---------- Dataset

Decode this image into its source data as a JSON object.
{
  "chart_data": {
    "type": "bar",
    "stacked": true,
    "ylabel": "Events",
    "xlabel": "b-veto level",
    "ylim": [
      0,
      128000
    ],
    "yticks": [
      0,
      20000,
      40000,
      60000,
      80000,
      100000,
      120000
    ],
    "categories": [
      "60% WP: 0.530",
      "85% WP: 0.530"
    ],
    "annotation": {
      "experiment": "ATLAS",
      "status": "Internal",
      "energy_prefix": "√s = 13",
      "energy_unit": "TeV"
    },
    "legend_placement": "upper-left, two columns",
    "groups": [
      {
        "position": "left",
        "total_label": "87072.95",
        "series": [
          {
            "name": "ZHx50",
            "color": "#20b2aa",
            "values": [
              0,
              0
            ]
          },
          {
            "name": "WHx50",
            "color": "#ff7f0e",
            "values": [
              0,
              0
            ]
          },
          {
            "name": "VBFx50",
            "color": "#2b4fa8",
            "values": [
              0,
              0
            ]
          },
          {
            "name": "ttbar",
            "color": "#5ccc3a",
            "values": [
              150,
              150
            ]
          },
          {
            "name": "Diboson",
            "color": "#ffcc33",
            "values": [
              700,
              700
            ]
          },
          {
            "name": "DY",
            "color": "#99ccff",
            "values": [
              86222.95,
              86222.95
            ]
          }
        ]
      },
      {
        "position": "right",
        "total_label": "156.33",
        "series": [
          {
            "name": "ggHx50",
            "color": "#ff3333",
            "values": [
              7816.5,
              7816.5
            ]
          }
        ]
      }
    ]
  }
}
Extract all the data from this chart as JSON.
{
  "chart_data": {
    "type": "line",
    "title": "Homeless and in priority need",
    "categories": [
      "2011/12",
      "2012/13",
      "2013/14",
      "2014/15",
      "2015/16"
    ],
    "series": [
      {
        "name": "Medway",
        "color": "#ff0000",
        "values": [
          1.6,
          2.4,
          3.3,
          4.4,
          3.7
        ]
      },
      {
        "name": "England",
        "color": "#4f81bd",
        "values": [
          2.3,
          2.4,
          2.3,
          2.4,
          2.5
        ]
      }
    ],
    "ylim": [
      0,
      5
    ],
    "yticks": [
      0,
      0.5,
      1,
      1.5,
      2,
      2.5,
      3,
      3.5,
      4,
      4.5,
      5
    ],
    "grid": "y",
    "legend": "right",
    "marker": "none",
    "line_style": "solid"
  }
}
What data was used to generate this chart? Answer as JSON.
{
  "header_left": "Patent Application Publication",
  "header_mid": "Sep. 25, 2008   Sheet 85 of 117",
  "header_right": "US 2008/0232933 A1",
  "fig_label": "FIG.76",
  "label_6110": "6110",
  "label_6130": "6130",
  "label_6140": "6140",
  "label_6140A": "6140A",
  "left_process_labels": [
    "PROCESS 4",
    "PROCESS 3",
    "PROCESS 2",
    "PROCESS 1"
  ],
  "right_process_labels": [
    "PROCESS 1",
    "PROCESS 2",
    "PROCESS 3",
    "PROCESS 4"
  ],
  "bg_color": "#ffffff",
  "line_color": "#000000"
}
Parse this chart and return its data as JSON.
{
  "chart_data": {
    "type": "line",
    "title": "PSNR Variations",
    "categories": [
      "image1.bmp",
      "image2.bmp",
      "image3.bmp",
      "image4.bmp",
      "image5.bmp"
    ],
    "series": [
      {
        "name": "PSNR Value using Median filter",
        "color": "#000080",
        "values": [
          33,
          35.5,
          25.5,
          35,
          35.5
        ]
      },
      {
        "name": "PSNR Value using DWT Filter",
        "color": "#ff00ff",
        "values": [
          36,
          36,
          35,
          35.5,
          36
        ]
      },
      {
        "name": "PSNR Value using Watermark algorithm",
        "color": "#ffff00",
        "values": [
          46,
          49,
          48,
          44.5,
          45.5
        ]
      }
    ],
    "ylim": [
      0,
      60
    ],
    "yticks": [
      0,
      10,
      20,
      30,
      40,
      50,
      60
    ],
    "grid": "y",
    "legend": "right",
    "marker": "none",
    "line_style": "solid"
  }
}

--------------------

| Work instructions |
Each line that contains the string "name" counts once; say how many there are and nothing else.

| Answer to this problem |
12